▶ _EXERCISE GOAL_
Search the data for the string "OAKS" and extract every line where it appears.
>> BEGIN DATA ROWS
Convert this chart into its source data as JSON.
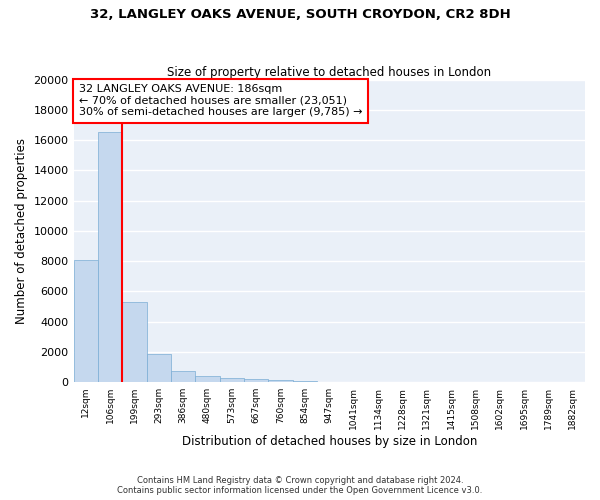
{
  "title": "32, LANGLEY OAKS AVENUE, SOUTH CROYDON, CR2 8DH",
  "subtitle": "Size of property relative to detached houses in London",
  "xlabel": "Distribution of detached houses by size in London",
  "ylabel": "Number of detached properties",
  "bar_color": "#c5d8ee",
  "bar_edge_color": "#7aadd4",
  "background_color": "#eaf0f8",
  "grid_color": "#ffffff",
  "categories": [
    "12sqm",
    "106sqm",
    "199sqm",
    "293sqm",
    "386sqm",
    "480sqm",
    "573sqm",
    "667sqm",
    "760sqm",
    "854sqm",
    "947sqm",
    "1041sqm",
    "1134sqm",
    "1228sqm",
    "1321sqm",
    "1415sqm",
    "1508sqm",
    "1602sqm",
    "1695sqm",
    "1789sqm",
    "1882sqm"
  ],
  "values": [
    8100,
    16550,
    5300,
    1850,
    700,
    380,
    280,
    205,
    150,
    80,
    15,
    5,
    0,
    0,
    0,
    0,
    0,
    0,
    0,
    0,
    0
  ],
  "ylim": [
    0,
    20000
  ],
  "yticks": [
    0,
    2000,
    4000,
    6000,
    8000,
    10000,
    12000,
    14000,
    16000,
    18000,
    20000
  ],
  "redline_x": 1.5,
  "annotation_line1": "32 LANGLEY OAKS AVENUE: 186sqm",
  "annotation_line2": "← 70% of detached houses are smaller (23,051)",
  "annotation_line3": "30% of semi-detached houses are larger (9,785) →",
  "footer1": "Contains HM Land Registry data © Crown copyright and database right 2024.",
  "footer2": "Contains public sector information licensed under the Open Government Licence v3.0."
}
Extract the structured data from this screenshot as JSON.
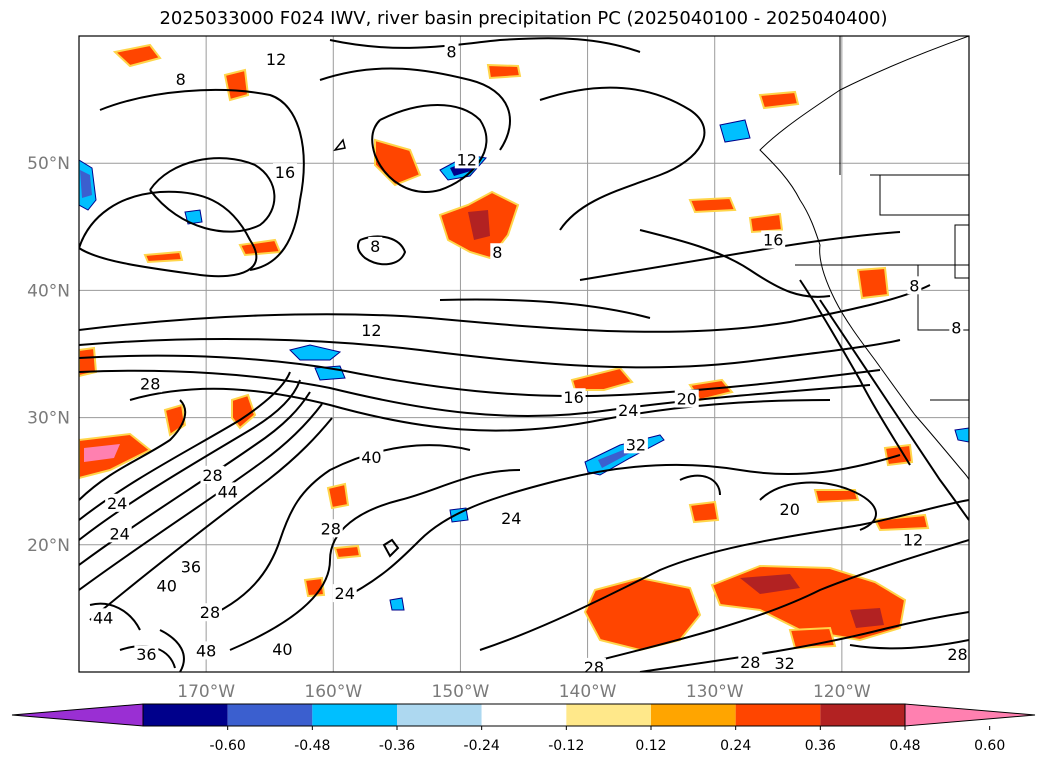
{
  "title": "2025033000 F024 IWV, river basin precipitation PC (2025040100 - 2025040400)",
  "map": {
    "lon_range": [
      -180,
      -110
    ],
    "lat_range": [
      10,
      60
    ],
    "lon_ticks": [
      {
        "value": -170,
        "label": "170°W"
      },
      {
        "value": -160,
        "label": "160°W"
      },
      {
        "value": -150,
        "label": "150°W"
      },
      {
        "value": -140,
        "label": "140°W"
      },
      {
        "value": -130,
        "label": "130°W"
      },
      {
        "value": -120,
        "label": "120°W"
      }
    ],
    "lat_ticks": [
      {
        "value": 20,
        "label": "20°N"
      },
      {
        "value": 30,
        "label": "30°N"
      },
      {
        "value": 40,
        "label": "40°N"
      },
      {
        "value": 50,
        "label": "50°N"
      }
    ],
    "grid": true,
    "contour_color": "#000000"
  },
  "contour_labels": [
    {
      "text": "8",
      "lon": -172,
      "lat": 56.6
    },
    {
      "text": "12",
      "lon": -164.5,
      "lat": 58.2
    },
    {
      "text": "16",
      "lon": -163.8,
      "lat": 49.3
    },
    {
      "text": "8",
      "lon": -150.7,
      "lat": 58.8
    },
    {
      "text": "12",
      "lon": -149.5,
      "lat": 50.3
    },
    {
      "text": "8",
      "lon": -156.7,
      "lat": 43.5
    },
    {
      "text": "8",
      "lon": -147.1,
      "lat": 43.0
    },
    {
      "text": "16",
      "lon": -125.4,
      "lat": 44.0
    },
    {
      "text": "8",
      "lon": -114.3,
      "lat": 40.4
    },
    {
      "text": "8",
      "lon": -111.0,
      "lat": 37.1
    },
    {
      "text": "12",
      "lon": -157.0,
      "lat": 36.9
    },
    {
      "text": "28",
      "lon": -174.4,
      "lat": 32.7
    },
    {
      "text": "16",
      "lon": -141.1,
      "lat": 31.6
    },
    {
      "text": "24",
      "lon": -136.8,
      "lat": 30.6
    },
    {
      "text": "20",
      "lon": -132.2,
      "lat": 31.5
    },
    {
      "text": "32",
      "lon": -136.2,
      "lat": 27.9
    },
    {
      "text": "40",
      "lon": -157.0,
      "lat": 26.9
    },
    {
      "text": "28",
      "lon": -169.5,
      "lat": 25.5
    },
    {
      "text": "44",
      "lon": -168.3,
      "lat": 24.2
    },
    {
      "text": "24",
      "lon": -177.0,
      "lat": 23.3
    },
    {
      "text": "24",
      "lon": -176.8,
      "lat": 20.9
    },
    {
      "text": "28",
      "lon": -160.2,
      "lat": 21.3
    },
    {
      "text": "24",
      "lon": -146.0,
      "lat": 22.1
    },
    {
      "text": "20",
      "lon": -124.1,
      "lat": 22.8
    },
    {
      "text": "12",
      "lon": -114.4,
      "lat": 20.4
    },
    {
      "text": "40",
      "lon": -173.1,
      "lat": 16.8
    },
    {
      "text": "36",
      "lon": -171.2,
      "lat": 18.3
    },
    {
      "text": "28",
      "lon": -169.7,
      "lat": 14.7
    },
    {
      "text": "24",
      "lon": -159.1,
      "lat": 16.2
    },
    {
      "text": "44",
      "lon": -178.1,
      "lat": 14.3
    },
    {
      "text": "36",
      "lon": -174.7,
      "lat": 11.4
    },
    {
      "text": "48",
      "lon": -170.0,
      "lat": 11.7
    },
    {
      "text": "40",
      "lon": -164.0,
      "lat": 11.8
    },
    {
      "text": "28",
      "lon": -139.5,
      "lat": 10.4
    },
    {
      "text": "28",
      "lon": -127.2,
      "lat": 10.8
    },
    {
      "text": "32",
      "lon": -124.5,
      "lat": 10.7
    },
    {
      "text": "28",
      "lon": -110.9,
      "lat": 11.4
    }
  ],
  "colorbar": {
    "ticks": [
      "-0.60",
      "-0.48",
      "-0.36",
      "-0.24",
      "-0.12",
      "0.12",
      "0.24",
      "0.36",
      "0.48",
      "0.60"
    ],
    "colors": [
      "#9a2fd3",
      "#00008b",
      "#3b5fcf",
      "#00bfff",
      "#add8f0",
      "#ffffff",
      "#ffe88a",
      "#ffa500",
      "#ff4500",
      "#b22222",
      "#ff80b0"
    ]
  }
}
>> END DATA ROWS
>> BEGIN DATA ROWS
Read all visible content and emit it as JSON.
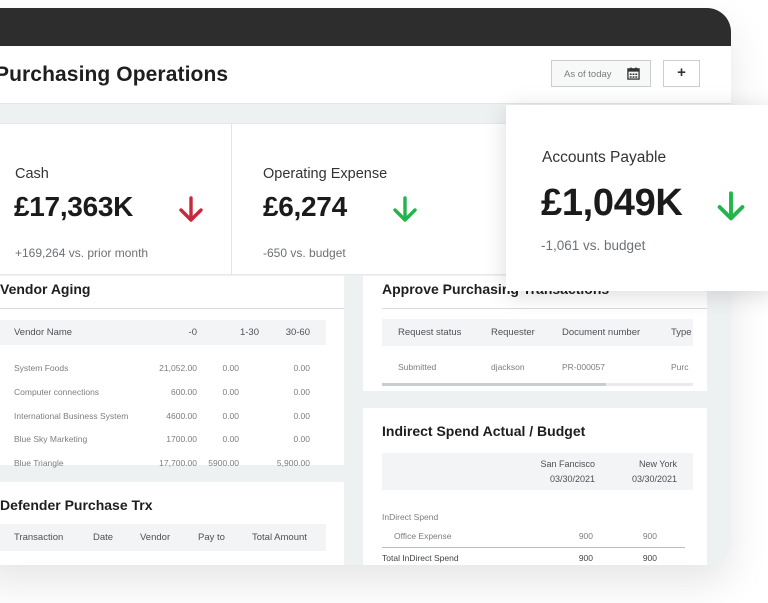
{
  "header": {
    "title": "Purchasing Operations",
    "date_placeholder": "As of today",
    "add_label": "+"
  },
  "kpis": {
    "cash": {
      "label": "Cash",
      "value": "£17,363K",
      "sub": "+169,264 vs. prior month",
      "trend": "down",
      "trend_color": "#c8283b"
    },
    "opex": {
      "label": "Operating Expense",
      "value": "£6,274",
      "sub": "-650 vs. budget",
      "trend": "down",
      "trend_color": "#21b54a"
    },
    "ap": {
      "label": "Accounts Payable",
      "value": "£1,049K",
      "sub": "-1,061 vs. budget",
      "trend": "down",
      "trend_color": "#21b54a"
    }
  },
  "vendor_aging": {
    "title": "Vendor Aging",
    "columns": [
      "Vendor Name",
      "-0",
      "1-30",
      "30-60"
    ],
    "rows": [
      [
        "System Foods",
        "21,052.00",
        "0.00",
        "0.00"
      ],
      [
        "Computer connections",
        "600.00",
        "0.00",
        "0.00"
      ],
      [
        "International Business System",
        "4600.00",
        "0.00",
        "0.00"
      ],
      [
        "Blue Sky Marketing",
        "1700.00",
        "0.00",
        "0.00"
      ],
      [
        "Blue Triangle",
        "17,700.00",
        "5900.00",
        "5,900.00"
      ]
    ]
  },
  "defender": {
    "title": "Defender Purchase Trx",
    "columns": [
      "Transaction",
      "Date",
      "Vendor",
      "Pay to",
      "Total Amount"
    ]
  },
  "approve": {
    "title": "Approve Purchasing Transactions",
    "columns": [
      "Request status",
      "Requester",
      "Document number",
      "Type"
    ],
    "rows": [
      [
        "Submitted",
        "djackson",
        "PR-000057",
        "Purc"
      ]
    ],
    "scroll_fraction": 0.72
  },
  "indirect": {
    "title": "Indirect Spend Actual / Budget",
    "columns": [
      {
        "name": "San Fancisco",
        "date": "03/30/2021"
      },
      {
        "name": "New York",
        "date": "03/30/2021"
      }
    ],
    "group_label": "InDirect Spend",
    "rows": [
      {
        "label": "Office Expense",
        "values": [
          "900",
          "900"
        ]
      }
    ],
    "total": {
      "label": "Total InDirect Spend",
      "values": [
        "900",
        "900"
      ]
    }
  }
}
>> END DATA ROWS
▶ _ANSWER TO THE PROBLEM_
  "title": "32, LANGLEY OAKS AVENUE, SOUTH CROYDON, CR2 8DH",
  "annotation_line1": "32 LANGLEY OAKS AVENUE: 186sqm",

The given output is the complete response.